— Instruction —
Using the listing below, please gather every line containing the word "beige".

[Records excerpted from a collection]

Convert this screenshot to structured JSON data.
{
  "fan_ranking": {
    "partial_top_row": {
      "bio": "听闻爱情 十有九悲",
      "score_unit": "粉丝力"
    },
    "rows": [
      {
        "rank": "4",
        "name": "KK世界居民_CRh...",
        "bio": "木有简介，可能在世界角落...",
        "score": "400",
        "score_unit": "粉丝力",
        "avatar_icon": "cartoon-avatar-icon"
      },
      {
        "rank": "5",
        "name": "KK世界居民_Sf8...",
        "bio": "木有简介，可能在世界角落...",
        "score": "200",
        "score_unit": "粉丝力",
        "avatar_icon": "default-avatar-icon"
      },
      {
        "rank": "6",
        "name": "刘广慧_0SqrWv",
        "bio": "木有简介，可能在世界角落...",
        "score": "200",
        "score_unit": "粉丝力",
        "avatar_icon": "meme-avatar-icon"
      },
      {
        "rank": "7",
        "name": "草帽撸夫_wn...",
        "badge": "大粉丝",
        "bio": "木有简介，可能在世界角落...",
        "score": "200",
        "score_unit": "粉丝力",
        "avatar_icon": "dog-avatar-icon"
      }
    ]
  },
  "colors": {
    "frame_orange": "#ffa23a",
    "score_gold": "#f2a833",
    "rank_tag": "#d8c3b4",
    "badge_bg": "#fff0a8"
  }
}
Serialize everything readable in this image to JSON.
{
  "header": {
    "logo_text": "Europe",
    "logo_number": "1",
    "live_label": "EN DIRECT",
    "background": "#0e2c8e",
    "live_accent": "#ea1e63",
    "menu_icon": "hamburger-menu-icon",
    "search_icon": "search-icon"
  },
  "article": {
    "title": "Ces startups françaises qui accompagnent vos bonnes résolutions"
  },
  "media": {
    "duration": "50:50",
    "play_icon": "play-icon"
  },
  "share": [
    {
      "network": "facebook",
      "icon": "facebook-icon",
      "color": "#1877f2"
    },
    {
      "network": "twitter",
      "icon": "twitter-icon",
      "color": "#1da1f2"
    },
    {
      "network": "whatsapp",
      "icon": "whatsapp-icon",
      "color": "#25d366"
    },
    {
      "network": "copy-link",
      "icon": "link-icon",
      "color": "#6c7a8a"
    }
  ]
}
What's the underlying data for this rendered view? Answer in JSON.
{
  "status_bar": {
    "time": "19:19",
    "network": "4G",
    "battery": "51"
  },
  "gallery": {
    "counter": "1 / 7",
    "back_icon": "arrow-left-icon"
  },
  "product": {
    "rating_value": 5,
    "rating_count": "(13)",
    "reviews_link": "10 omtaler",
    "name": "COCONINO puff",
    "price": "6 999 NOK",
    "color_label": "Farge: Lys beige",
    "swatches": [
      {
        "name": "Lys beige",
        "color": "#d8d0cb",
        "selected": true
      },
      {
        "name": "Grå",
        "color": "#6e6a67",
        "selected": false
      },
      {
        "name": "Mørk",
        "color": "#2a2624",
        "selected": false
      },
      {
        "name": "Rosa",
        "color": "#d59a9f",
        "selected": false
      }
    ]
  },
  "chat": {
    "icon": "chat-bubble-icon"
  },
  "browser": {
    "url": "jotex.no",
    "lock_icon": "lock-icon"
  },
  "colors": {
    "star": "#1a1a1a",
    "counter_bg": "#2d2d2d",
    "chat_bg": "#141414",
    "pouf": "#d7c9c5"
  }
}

— Problem solution —
    "color_label": "Farge: Lys beige",
        "name": "Lys beige",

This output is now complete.